>>

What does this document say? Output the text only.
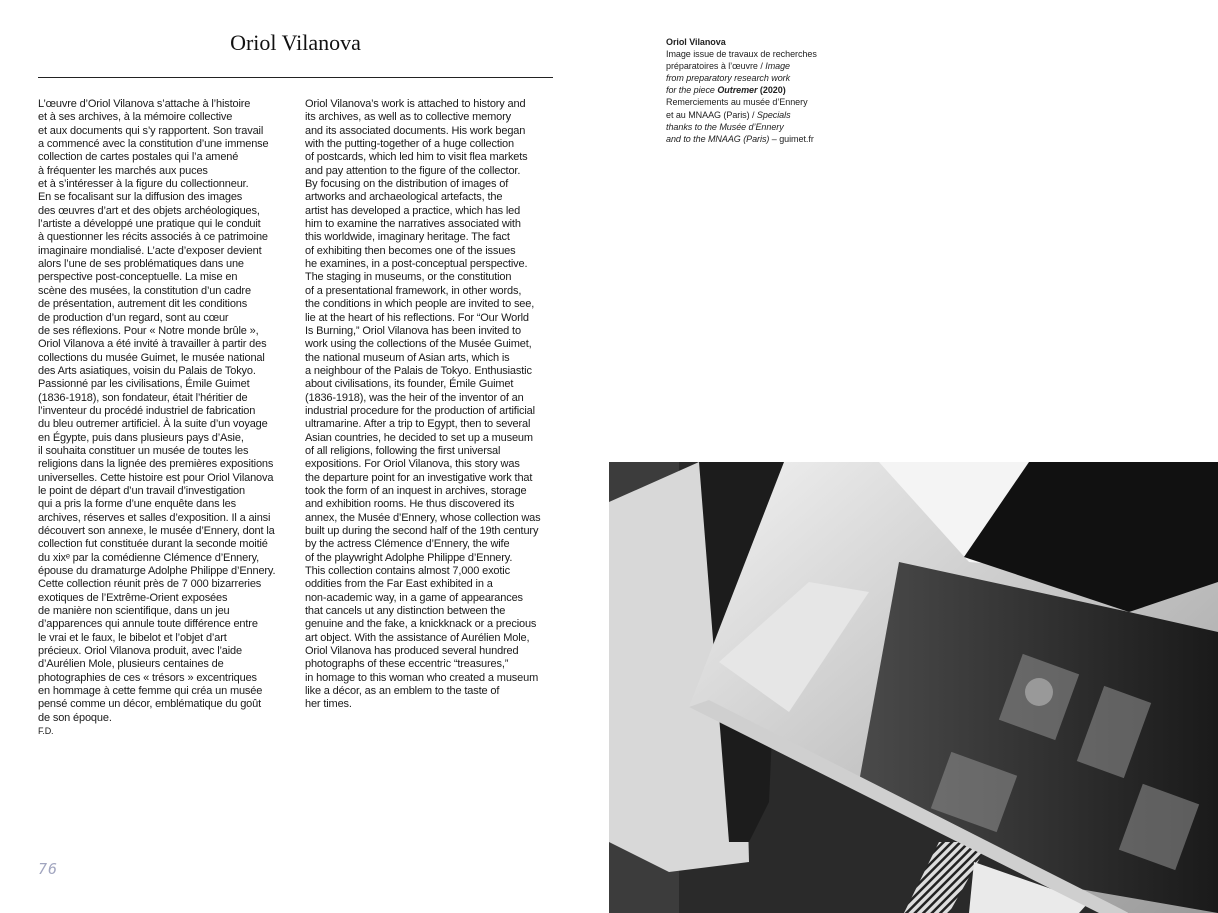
Oriol Vilanova
L’œuvre d’Oriol Vilanova s’attache à l’histoire
et à ses archives, à la mémoire collective
et aux documents qui s’y rapportent. Son travail
a commencé avec la constitution d’une immense
collection de cartes postales qui l’a amené
à fréquenter les marchés aux puces
et à s’intéresser à la figure du collectionneur.
En se focalisant sur la diffusion des images
des œuvres d’art et des objets archéologiques,
l’artiste a développé une pratique qui le conduit
à questionner les récits associés à ce patrimoine
imaginaire mondialisé. L’acte d’exposer devient
alors l’une de ses problématiques dans une
perspective post-conceptuelle. La mise en
scène des musées, la constitution d’un cadre
de présentation, autrement dit les conditions
de production d’un regard, sont au cœur
de ses réflexions. Pour « Notre monde brûle »,
Oriol Vilanova a été invité à travailler à partir des
collections du musée Guimet, le musée national
des Arts asiatiques, voisin du Palais de Tokyo.
Passionné par les civilisations, Émile Guimet
(1836-1918), son fondateur, était l’héritier de
l’inventeur du procédé industriel de fabrication
du bleu outremer artificiel. À la suite d’un voyage
en Égypte, puis dans plusieurs pays d’Asie,
il souhaita constituer un musée de toutes les
religions dans la lignée des premières expositions
universelles. Cette histoire est pour Oriol Vilanova
le point de départ d’un travail d’investigation
qui a pris la forme d’une enquête dans les
archives, réserves et salles d’exposition. Il a ainsi
découvert son annexe, le musée d’Ennery, dont la
collection fut constituée durant la seconde moitié
du xixᵉ par la comédienne Clémence d’Ennery,
épouse du dramaturge Adolphe Philippe d’Ennery.
Cette collection réunit près de 7 000 bizarreries
exotiques de l’Extrême-Orient exposées
de manière non scientifique, dans un jeu
d’apparences qui annule toute différence entre
le vrai et le faux, le bibelot et l’objet d’art
précieux. Oriol Vilanova produit, avec l’aide
d’Aurélien Mole, plusieurs centaines de
photographies de ces « trésors » excentriques
en hommage à cette femme qui créa un musée
pensé comme un décor, emblématique du goût
de son époque.
F.D.
Oriol Vilanova’s work is attached to history and
its archives, as well as to collective memory
and its associated documents. His work began
with the putting-together of a huge collection
of postcards, which led him to visit flea markets
and pay attention to the figure of the collector.
By focusing on the distribution of images of
artworks and archaeological artefacts, the
artist has developed a practice, which has led
him to examine the narratives associated with
this worldwide, imaginary heritage. The fact
of exhibiting then becomes one of the issues
he examines, in a post-conceptual perspective.
The staging in museums, or the constitution
of a presentational framework, in other words,
the conditions in which people are invited to see,
lie at the heart of his reflections. For “Our World
Is Burning,” Oriol Vilanova has been invited to
work using the collections of the Musée Guimet,
the national museum of Asian arts, which is
a neighbour of the Palais de Tokyo. Enthusiastic
about civilisations, its founder, Émile Guimet
(1836-1918), was the heir of the inventor of an
industrial procedure for the production of artificial
ultramarine. After a trip to Egypt, then to several
Asian countries, he decided to set up a museum
of all religions, following the first universal
expositions. For Oriol Vilanova, this story was
the departure point for an investigative work that
took the form of an inquest in archives, storage
and exhibition rooms. He thus discovered its
annex, the Musée d’Ennery, whose collection was
built up during the second half of the 19th century
by the actress Clémence d’Ennery, the wife
of the playwright Adolphe Philippe d’Ennery.
This collection contains almost 7,000 exotic
oddities from the Far East exhibited in a
non-academic way, in a game of appearances
that cancels ut any distinction between the
genuine and the fake, a knickknack or a precious
art object. With the assistance of Aurélien Mole,
Oriol Vilanova has produced several hundred
photographs of these eccentric “treasures,”
in homage to this woman who created a museum
like a décor, as an emblem to the taste of
her times.
Oriol Vilanova
Image issue de travaux de recherches
préparatoires à l’œuvre / Image
from preparatory research work
for the piece Outremer (2020)
Remerciements au musée d’Ennery
et au MNAAG (Paris) / Specials
thanks to the Musée d’Ennery
and to the MNAAG (Paris) – guimet.fr
76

<<

| Work to complete |
Copy all lines from the material that contain "Oriol".

| Task response |
Oriol Vilanova
L’œuvre d’Oriol Vilanova s’attache à l’histoire
Oriol Vilanova a été invité à travailler à partir des
universelles. Cette histoire est pour Oriol Vilanova
précieux. Oriol Vilanova produit, avec l’aide
Oriol Vilanova’s work is attached to history and
Is Burning,” Oriol Vilanova has been invited to
expositions. For Oriol Vilanova, this story was
Oriol Vilanova has produced several hundred
Oriol Vilanova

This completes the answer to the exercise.